(Entries from a visual dataset)
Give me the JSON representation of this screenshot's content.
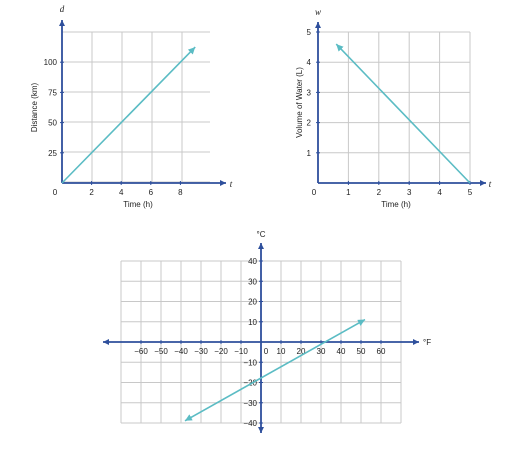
{
  "colors": {
    "grid": "#c8c8c8",
    "axis": "#2e4f9c",
    "line": "#5bbcc4",
    "text": "#222222"
  },
  "chart_data": [
    {
      "type": "line",
      "xlabel": "Time (h)",
      "ylabel": "Distance (km)",
      "x_var": "t",
      "y_var": "d",
      "origin_label": "0",
      "xlim": [
        0,
        10
      ],
      "ylim": [
        0,
        125
      ],
      "x_ticks": [
        2,
        4,
        6,
        8
      ],
      "y_ticks": [
        25,
        50,
        75,
        100
      ],
      "grid": true,
      "series": [
        {
          "x": [
            0,
            9
          ],
          "y": [
            0,
            112.5
          ],
          "arrow": "end"
        }
      ]
    },
    {
      "type": "line",
      "xlabel": "Time (h)",
      "ylabel": "Volume of Water (L)",
      "x_var": "t",
      "y_var": "w",
      "origin_label": "0",
      "xlim": [
        0,
        5
      ],
      "ylim": [
        0,
        5
      ],
      "x_ticks": [
        1,
        2,
        3,
        4,
        5
      ],
      "y_ticks": [
        1,
        2,
        3,
        4,
        5
      ],
      "grid": true,
      "series": [
        {
          "x": [
            0.6,
            5
          ],
          "y": [
            4.6,
            0
          ],
          "arrow": "start"
        }
      ]
    },
    {
      "type": "line",
      "xlabel": "",
      "ylabel": "",
      "x_unit": "°F",
      "y_unit": "°C",
      "xlim": [
        -70,
        70
      ],
      "ylim": [
        -40,
        40
      ],
      "x_ticks": [
        -60,
        -50,
        -40,
        -30,
        -20,
        -10,
        0,
        10,
        20,
        30,
        40,
        50,
        60
      ],
      "y_ticks": [
        -40,
        -30,
        -20,
        -10,
        10,
        20,
        30,
        40
      ],
      "grid": true,
      "series": [
        {
          "x": [
            -38,
            52
          ],
          "y": [
            -38.9,
            11.1
          ],
          "arrow": "both"
        }
      ]
    }
  ]
}
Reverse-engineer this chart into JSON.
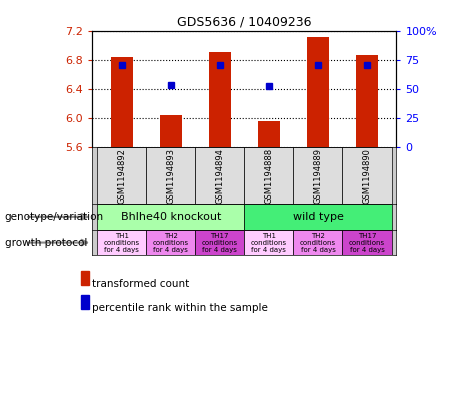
{
  "title": "GDS5636 / 10409236",
  "samples": [
    "GSM1194892",
    "GSM1194893",
    "GSM1194894",
    "GSM1194888",
    "GSM1194889",
    "GSM1194890"
  ],
  "bar_values": [
    6.85,
    6.05,
    6.92,
    5.97,
    7.13,
    6.87
  ],
  "percentile_values": [
    6.74,
    6.46,
    6.74,
    6.44,
    6.74,
    6.74
  ],
  "ylim": [
    5.6,
    7.2
  ],
  "yticks_left": [
    5.6,
    6.0,
    6.4,
    6.8,
    7.2
  ],
  "yticks_right": [
    0,
    25,
    50,
    75,
    100
  ],
  "bar_color": "#cc2200",
  "dot_color": "#0000cc",
  "bar_width": 0.45,
  "genotype_labels": [
    "Bhlhe40 knockout",
    "wild type"
  ],
  "genotype_colors": [
    "#aaffaa",
    "#44ee77"
  ],
  "growth_labels": [
    "TH1\nconditions\nfor 4 days",
    "TH2\nconditions\nfor 4 days",
    "TH17\nconditions\nfor 4 days",
    "TH1\nconditions\nfor 4 days",
    "TH2\nconditions\nfor 4 days",
    "TH17\nconditions\nfor 4 days"
  ],
  "growth_colors": [
    "#ffccff",
    "#ee88ee",
    "#cc44cc",
    "#ffccff",
    "#ee88ee",
    "#cc44cc"
  ],
  "legend_bar_label": "transformed count",
  "legend_dot_label": "percentile rank within the sample",
  "genotype_label_text": "genotype/variation",
  "growth_label_text": "growth protocol",
  "sample_box_color": "#cccccc",
  "plot_bg": "#ffffff"
}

EXERCISE DETAILS:
Reproduce all of the data exactly; the pictures do not belong in the copy.

CORRECT RESPONSE:
Give me the JSON representation of this screenshot's content.
{
  "colors": {
    "grid": "#c8c8c8",
    "axis": "#2e4f9c",
    "line": "#5bbcc4",
    "text": "#222222"
  },
  "chart_data": [
    {
      "type": "line",
      "xlabel": "Time (h)",
      "ylabel": "Distance (km)",
      "x_var": "t",
      "y_var": "d",
      "origin_label": "0",
      "xlim": [
        0,
        10
      ],
      "ylim": [
        0,
        125
      ],
      "x_ticks": [
        2,
        4,
        6,
        8
      ],
      "y_ticks": [
        25,
        50,
        75,
        100
      ],
      "grid": true,
      "series": [
        {
          "x": [
            0,
            9
          ],
          "y": [
            0,
            112.5
          ],
          "arrow": "end"
        }
      ]
    },
    {
      "type": "line",
      "xlabel": "Time (h)",
      "ylabel": "Volume of Water (L)",
      "x_var": "t",
      "y_var": "w",
      "origin_label": "0",
      "xlim": [
        0,
        5
      ],
      "ylim": [
        0,
        5
      ],
      "x_ticks": [
        1,
        2,
        3,
        4,
        5
      ],
      "y_ticks": [
        1,
        2,
        3,
        4,
        5
      ],
      "grid": true,
      "series": [
        {
          "x": [
            0.6,
            5
          ],
          "y": [
            4.6,
            0
          ],
          "arrow": "start"
        }
      ]
    },
    {
      "type": "line",
      "xlabel": "",
      "ylabel": "",
      "x_unit": "°F",
      "y_unit": "°C",
      "xlim": [
        -70,
        70
      ],
      "ylim": [
        -40,
        40
      ],
      "x_ticks": [
        -60,
        -50,
        -40,
        -30,
        -20,
        -10,
        0,
        10,
        20,
        30,
        40,
        50,
        60
      ],
      "y_ticks": [
        -40,
        -30,
        -20,
        -10,
        10,
        20,
        30,
        40
      ],
      "grid": true,
      "series": [
        {
          "x": [
            -38,
            52
          ],
          "y": [
            -38.9,
            11.1
          ],
          "arrow": "both"
        }
      ]
    }
  ]
}
Reverse-engineer this chart into JSON.
{
  "title": "GDS5636 / 10409236",
  "samples": [
    "GSM1194892",
    "GSM1194893",
    "GSM1194894",
    "GSM1194888",
    "GSM1194889",
    "GSM1194890"
  ],
  "bar_values": [
    6.85,
    6.05,
    6.92,
    5.97,
    7.13,
    6.87
  ],
  "percentile_values": [
    6.74,
    6.46,
    6.74,
    6.44,
    6.74,
    6.74
  ],
  "ylim": [
    5.6,
    7.2
  ],
  "yticks_left": [
    5.6,
    6.0,
    6.4,
    6.8,
    7.2
  ],
  "yticks_right": [
    0,
    25,
    50,
    75,
    100
  ],
  "bar_color": "#cc2200",
  "dot_color": "#0000cc",
  "bar_width": 0.45,
  "genotype_labels": [
    "Bhlhe40 knockout",
    "wild type"
  ],
  "genotype_colors": [
    "#aaffaa",
    "#44ee77"
  ],
  "growth_labels": [
    "TH1\nconditions\nfor 4 days",
    "TH2\nconditions\nfor 4 days",
    "TH17\nconditions\nfor 4 days",
    "TH1\nconditions\nfor 4 days",
    "TH2\nconditions\nfor 4 days",
    "TH17\nconditions\nfor 4 days"
  ],
  "growth_colors": [
    "#ffccff",
    "#ee88ee",
    "#cc44cc",
    "#ffccff",
    "#ee88ee",
    "#cc44cc"
  ],
  "legend_bar_label": "transformed count",
  "legend_dot_label": "percentile rank within the sample",
  "genotype_label_text": "genotype/variation",
  "growth_label_text": "growth protocol",
  "sample_box_color": "#cccccc",
  "plot_bg": "#ffffff"
}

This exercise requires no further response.